→ What the task asks: Find the word "this" in the data. Return every line where it appears.

Data items:

>>>

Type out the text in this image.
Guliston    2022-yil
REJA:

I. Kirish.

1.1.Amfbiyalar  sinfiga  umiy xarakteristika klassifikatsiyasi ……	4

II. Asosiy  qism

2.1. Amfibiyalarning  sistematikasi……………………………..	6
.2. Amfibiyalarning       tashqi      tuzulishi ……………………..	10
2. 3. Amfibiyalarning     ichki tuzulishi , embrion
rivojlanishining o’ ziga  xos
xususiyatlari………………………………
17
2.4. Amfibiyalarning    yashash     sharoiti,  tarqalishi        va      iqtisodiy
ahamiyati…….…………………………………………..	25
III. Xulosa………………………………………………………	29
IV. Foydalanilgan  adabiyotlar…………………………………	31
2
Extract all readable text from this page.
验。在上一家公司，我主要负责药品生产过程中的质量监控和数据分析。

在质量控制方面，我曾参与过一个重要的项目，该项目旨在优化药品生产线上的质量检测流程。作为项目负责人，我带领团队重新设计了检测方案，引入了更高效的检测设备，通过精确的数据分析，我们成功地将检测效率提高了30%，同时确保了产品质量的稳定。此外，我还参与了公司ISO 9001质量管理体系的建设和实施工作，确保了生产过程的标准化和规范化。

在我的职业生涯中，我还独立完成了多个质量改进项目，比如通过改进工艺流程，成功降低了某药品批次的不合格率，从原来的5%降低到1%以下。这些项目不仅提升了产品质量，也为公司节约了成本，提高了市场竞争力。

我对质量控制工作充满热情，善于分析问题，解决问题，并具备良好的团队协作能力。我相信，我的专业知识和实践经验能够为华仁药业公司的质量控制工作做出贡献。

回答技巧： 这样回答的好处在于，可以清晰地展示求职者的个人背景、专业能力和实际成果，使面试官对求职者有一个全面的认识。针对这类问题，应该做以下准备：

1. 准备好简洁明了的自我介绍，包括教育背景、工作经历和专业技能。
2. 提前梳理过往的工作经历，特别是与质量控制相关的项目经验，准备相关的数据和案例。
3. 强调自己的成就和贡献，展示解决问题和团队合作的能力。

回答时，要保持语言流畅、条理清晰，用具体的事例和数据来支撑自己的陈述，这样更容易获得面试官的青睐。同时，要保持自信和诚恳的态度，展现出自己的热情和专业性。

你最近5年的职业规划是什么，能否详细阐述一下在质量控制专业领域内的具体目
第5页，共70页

<<<

→ Correct output:
Type out the text in this image.
Extract all readable text from this page.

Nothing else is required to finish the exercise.